[START]
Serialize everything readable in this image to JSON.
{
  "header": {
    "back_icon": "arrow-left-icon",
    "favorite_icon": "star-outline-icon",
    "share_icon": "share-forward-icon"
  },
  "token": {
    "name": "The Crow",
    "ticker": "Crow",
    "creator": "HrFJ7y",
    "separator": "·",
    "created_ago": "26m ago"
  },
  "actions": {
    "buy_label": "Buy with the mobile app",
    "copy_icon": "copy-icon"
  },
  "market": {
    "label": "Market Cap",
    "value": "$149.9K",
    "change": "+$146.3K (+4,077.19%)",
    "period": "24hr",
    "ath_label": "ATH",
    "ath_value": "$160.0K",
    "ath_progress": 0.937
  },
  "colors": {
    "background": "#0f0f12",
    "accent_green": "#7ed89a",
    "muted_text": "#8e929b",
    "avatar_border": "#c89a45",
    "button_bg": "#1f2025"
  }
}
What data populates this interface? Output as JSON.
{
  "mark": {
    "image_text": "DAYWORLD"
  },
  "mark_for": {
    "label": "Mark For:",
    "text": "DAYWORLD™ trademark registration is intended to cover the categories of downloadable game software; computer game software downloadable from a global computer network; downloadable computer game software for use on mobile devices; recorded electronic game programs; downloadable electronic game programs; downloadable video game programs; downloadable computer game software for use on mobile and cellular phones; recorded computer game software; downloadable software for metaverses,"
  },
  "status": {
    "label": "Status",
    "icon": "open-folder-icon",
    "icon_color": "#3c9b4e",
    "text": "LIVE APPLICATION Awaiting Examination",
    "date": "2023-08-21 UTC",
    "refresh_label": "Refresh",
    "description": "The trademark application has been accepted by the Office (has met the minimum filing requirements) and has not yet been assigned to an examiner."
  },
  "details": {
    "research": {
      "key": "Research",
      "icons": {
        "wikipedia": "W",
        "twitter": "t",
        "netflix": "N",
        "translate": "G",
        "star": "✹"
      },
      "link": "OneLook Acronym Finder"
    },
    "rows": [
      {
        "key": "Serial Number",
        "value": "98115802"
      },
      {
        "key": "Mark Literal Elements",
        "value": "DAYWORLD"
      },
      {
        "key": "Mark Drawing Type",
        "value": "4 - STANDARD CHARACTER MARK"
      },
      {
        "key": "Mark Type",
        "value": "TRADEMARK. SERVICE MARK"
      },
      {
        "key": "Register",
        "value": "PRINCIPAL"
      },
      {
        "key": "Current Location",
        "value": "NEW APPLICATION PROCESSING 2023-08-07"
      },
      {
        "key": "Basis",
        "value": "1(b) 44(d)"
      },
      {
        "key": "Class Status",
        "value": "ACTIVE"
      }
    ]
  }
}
[END]
## EXERCISE
Copy out all lines above that include the string "JSON".

## SOLUTION TO THE EXERCISE
Serialize everything readable in this image to JSON.
What data populates this interface? Output as JSON.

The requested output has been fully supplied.